» WHAT THE EXERCISE ASKS
Count how many lines contain the word "derivative". Respond with the number alone.

Dataset items:

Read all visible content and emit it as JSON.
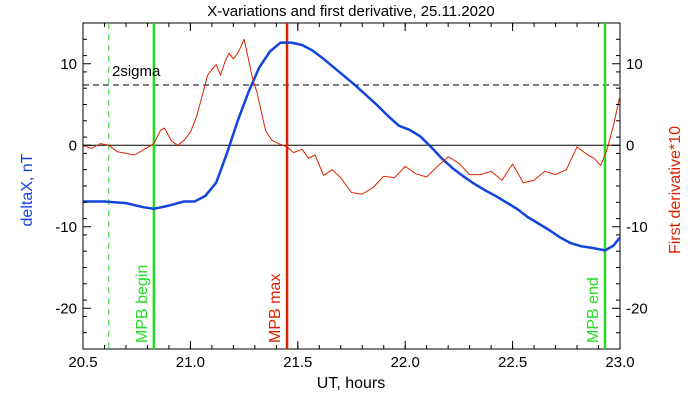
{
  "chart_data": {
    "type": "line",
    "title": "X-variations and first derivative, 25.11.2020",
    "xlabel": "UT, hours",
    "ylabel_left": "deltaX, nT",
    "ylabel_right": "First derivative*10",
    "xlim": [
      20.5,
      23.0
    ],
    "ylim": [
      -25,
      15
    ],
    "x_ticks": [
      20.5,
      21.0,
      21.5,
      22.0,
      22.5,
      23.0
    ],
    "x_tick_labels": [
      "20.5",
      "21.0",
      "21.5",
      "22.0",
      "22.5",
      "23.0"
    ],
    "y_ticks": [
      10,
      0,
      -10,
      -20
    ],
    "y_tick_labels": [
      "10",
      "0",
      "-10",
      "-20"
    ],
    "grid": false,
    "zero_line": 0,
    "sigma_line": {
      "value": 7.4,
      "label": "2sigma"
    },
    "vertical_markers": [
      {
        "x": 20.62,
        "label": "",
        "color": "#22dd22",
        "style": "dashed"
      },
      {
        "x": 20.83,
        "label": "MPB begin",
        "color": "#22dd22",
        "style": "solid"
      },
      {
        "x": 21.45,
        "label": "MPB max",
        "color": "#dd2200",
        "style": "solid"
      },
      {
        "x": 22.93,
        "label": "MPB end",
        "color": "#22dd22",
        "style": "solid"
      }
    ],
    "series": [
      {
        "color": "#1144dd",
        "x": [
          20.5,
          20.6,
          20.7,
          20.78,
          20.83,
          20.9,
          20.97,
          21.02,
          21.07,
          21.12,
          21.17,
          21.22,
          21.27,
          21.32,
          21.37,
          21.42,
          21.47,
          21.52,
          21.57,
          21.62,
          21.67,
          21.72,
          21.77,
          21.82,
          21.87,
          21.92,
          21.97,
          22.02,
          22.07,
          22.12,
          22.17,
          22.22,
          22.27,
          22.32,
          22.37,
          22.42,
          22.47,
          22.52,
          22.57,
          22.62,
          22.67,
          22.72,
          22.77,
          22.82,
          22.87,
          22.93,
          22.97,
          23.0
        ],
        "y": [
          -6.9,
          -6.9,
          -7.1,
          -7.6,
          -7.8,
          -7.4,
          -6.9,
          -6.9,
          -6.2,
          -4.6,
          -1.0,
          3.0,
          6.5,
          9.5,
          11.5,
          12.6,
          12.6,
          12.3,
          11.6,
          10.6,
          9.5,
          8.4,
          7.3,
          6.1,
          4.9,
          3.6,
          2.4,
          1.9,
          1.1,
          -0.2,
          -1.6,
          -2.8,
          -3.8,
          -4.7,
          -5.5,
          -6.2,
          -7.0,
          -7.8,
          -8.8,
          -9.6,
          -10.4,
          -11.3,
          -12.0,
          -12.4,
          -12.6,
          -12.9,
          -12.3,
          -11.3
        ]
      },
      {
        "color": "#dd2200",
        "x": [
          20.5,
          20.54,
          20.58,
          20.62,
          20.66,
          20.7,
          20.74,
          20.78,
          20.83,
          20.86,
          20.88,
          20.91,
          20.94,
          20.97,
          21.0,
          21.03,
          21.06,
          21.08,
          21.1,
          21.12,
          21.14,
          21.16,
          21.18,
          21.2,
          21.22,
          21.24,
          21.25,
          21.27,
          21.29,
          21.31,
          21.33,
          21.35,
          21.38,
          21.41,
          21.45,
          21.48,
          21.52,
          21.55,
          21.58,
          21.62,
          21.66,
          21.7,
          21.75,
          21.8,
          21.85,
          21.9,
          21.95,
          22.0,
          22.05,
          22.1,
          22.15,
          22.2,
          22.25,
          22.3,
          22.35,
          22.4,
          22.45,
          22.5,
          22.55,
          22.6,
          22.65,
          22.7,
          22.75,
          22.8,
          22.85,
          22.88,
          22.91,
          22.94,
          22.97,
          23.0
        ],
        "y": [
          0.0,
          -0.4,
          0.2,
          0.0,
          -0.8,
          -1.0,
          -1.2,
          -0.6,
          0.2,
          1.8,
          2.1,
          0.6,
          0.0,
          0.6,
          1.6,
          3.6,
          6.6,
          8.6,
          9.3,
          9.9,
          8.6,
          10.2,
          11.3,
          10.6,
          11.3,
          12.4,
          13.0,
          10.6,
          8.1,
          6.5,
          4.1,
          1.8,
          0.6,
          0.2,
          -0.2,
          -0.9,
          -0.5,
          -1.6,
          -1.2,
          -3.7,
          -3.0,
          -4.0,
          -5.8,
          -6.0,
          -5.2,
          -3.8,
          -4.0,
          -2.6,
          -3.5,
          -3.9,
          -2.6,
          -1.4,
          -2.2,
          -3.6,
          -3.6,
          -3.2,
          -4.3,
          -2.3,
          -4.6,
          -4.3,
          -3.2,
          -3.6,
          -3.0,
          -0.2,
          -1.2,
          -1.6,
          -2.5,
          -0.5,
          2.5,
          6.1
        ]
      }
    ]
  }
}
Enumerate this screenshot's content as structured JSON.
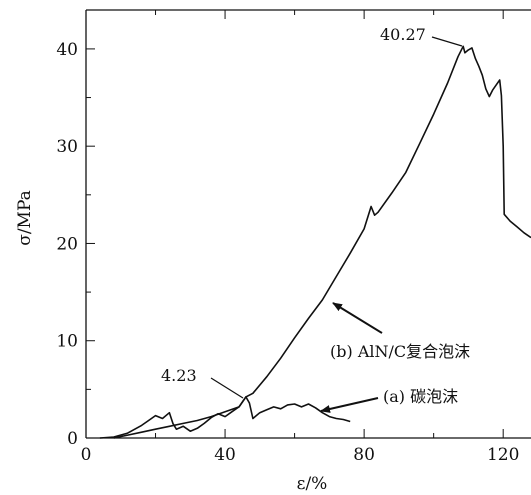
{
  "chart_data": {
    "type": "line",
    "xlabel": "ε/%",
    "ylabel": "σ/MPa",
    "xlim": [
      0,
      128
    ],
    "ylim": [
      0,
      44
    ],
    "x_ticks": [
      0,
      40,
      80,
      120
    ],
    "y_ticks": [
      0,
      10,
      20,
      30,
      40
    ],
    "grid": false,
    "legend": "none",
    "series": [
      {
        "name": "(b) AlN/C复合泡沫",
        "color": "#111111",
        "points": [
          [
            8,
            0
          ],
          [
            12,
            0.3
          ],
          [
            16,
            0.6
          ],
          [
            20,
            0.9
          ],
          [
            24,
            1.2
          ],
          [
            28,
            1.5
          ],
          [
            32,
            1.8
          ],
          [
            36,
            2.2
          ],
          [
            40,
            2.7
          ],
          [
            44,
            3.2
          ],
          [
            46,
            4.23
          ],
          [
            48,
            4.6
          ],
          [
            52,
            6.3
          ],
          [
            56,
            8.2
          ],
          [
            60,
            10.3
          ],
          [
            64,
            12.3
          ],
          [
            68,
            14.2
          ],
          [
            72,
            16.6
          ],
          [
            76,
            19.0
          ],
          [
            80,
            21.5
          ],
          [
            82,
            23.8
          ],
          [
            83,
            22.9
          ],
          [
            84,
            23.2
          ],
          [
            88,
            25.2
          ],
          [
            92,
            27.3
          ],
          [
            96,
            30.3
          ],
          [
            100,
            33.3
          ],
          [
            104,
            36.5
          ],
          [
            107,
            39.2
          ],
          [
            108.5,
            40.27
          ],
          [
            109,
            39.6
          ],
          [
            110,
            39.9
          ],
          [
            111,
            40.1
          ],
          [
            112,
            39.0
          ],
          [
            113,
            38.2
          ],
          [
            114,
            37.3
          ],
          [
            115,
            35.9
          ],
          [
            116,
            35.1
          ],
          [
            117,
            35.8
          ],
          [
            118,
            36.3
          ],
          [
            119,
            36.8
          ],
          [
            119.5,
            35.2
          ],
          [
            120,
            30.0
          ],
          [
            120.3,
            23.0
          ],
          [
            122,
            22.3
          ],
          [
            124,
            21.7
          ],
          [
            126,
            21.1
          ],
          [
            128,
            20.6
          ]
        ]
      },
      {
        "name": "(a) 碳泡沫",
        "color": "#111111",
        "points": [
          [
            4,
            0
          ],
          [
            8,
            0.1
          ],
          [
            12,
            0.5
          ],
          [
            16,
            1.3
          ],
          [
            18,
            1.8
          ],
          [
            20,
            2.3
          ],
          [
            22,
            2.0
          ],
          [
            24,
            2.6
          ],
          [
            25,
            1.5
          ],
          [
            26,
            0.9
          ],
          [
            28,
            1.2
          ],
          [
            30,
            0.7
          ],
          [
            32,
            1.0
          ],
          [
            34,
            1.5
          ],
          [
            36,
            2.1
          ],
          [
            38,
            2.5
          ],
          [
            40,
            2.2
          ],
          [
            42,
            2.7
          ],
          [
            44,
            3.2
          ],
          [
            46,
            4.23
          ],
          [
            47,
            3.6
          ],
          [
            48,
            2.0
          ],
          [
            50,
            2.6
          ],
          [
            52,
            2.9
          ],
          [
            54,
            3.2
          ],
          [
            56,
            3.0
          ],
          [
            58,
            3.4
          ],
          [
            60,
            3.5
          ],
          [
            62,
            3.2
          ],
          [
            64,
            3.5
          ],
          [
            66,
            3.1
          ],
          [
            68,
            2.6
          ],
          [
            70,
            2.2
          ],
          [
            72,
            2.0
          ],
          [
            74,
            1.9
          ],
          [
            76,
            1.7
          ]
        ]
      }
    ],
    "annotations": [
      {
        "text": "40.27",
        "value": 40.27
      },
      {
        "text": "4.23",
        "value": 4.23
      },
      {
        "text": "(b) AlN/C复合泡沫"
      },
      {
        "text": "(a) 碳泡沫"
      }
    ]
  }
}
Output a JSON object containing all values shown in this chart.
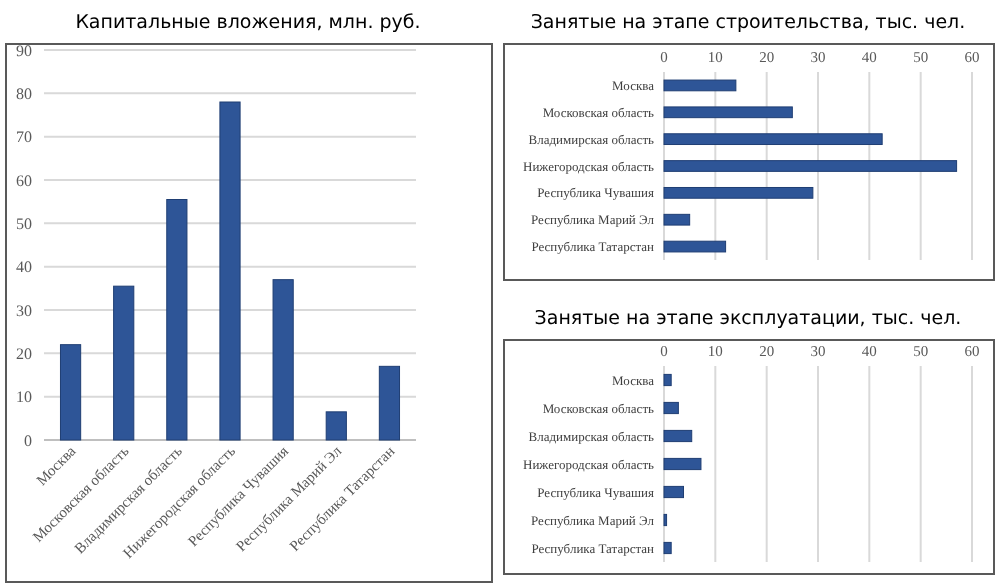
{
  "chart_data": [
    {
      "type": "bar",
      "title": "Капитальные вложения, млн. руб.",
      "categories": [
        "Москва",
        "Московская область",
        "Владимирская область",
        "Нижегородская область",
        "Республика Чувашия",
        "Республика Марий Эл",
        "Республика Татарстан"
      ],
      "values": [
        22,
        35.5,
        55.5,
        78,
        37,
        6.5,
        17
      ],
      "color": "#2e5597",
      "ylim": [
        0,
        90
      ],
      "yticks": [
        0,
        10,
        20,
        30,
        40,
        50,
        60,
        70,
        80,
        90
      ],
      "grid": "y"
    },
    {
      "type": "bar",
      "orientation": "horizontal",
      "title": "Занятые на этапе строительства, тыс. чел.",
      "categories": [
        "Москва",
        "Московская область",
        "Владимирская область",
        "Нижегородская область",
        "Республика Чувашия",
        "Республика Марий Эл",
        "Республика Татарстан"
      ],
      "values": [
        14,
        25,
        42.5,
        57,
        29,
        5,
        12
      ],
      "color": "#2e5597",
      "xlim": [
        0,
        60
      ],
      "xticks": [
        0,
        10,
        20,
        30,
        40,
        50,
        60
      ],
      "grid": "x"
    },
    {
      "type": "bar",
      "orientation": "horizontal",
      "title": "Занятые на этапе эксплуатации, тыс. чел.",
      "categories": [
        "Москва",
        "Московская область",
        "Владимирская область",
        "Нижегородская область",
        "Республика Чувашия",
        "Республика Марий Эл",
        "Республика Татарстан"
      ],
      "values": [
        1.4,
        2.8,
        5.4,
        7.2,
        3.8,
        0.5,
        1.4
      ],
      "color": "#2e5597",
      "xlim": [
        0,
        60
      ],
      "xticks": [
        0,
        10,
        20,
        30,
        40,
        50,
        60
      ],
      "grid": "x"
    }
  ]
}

» RESPONSE TO THE EXERCISE
2